▶ **Extract provided**
This was particularly helpful in evacuating over 98,000 soldiers from the beach zones, as opposed to from the harbour area.

Large-Scale Rescue

By the end of Operation Dynamo on 4 June, a total of over 338,000 troops had been rescued (almost 140,000 of which were French, Belgian, Dutch and Polish). This contrasted greatly with the Admiralty's best estimate in planning – 45,000 over a two-day period.

In the House of Commons on 4 June, Churchill confessed that he had only hoped for 20,000-30,000 successful evacuations: "I feared it would be my hard lot to announce the greatest military disaster in our long history."8 The graph to the left shows the unexpectedly miraculous scale of the rescue.

On the same day, the BBC reported: "The Prime Minister, Winston Churchill, has described the "miracle of deliverance" from Dunkirk and warned of an impending invasion."

Notable Reactions

Looking back on Operation Dynamo, Vice-Admiral Ramsay wrote to his wife: "The relief is stupendous. The results are beyond belief."9 General Pownall, Chief of Staff to the Commander-in-Chief of the BEF, noted in his diary at the time: "The evacuation from Dunkirk was surely a miracle."10 Admiral Sir William James, who later led the evacuation of remaining Normandy and Brittany ports, was later to exclaim, "Thank God for that miracle at Dunkirk".11

C.B. Mortlock wrote in the Daily Telegraph on 8 June 1940:

...the prayers of the nation were answered...the God of hosts himself had supported the valiant men of the British Expeditionary Force...One thing can be certain about tomorrow's thanksgiving in our churches, from none will the thanks ascend with greater sincerity or deeper fervour than from the officers and men who have seen the hand of God, powerful to save, delivering them from the hands of a mighty foe, who, humanly speaking, had them utterly at his mercy.

▶ **Recorded information**
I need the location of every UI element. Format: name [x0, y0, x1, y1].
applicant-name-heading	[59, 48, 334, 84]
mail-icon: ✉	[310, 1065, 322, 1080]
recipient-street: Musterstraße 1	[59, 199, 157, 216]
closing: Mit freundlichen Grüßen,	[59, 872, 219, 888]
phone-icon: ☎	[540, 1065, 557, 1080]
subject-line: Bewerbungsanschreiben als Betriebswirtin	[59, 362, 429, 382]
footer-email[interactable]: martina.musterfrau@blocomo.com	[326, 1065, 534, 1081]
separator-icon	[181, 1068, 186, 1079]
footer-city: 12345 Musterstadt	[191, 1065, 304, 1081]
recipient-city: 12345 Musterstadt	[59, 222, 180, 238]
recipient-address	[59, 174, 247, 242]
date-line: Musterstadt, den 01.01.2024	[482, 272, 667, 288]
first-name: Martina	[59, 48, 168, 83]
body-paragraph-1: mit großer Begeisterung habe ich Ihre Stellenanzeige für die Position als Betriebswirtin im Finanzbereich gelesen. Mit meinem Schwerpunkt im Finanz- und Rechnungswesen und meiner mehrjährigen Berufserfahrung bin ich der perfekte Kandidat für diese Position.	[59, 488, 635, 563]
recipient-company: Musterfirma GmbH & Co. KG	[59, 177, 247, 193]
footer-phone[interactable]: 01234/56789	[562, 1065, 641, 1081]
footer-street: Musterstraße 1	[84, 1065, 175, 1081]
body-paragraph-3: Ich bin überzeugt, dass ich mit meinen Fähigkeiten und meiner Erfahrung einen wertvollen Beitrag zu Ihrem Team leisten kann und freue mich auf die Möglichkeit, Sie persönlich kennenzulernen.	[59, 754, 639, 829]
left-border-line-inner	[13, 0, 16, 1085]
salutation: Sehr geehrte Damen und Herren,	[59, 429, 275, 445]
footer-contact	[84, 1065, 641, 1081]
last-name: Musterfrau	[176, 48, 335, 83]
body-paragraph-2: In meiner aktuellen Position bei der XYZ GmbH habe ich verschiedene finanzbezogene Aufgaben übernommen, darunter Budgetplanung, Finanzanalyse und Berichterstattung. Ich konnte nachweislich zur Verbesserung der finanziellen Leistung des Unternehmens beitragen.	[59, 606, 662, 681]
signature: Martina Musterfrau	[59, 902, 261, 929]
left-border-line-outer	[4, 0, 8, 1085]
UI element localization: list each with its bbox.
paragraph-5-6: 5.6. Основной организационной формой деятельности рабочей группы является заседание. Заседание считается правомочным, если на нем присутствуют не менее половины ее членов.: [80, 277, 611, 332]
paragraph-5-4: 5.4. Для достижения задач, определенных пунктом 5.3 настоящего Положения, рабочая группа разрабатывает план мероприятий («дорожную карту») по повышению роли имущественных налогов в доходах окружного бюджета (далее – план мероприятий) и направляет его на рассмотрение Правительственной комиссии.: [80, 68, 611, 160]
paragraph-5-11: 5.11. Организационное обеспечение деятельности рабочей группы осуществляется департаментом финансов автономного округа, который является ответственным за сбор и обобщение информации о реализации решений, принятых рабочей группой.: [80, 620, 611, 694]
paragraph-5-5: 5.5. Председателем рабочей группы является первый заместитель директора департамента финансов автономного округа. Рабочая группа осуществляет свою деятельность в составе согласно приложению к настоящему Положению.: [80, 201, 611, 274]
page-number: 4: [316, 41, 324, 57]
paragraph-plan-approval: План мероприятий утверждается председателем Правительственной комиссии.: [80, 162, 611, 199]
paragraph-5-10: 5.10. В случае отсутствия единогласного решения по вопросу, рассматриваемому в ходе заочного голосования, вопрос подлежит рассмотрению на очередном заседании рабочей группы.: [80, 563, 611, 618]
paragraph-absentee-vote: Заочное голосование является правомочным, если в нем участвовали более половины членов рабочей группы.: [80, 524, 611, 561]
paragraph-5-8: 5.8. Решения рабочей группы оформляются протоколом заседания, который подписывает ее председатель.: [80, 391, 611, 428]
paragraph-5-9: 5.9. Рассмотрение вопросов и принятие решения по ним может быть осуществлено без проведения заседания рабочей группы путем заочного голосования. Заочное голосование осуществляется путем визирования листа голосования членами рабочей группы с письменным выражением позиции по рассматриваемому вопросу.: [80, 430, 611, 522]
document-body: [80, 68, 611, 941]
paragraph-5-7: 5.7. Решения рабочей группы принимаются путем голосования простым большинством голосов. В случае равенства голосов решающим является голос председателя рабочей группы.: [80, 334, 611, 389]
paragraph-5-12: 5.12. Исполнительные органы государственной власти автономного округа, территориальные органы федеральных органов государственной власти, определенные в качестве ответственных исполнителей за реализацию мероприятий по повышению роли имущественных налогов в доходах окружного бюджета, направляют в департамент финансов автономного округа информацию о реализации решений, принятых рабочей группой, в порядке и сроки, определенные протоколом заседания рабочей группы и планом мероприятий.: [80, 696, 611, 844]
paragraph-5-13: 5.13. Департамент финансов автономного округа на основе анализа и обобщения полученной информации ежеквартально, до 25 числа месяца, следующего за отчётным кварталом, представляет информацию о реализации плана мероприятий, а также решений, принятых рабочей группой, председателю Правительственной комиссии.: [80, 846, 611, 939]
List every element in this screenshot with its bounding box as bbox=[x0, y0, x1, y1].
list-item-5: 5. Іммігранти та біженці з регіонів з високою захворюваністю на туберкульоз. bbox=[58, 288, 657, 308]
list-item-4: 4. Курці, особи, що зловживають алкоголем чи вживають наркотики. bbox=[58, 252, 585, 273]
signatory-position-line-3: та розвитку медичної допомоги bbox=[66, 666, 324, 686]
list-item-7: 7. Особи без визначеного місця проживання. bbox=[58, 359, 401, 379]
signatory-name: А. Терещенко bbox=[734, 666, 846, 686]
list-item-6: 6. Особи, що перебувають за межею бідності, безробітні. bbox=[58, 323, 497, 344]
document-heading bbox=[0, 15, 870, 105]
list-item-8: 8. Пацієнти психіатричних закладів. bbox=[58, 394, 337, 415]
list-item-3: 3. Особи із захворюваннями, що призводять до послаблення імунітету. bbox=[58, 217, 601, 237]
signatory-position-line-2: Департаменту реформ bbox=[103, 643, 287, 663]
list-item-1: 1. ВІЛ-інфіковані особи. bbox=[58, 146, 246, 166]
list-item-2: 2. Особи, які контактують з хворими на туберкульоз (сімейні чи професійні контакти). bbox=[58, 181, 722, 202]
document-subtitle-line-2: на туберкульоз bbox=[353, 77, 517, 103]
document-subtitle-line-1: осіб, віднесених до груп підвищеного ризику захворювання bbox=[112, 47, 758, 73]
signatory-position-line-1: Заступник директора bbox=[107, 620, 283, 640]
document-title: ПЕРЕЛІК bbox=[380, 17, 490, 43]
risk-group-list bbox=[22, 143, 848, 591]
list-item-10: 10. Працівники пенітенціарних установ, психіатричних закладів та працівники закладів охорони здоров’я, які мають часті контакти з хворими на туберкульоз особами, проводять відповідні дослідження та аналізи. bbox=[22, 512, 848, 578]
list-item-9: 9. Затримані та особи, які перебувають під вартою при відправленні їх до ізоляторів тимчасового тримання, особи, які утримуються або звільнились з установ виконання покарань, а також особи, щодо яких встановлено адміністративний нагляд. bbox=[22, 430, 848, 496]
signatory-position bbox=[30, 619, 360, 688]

▶ **Tasks to carry out**
[1] In the Operation Dynamo extract above, do the following statements agree with the text? Answer yes or no for each and quote the deciding words of the text. (a) The Admiralty's planning estimate was 45,000 troops over a two-day period. (b) Churchill had hoped for at least 50,000 successful evacuations. (c) Admiral Sir William James later led the evacuation of the remaining Normandy and Brittany ports.
[2] Condense the paragraph of the Operation Dynamo extract that opens with "By the end of Operation Dynamo" into a short bulleted list that keeps its main facts.
[3] Quote a passage from the Operation Dynamo extract word for word. Begin at the words "Large-Scale Rescue" and stop after "of the rescue.".

▶ **Per-task answers**
[1]
(a) Yes: "the Admiralty's best estimate in planning – 45,000 over a two-day period"
(b) No: "he had only hoped for 20,000-30,000 successful evacuations"
(c) Yes: "who later led the evacuation of remaining Normandy and Brittany ports"

[2]
- Operation Dynamo ended on 4 June.
- Over 338,000 troops were rescued in total.
- Almost 140,000 of them were French, Belgian, Dutch and Polish.
- The Admiralty's best planning estimate was only 45,000 over two days.

[3]
Large-Scale Rescue

By the end of Operation Dynamo on 4 June, a total of over 338,000 troops had been rescued (almost 140,000 of which were French, Belgian, Dutch and Polish). This contrasted greatly with the Admiralty's best estimate in planning – 45,000 over a two-day period.

In the House of Commons on 4 June, Churchill confessed that he had only hoped for 20,000-30,000 successful evacuations: "I feared it would be my hard lot to announce the greatest military disaster in our long history."8 The graph to the left shows the unexpectedly miraculous scale of the rescue.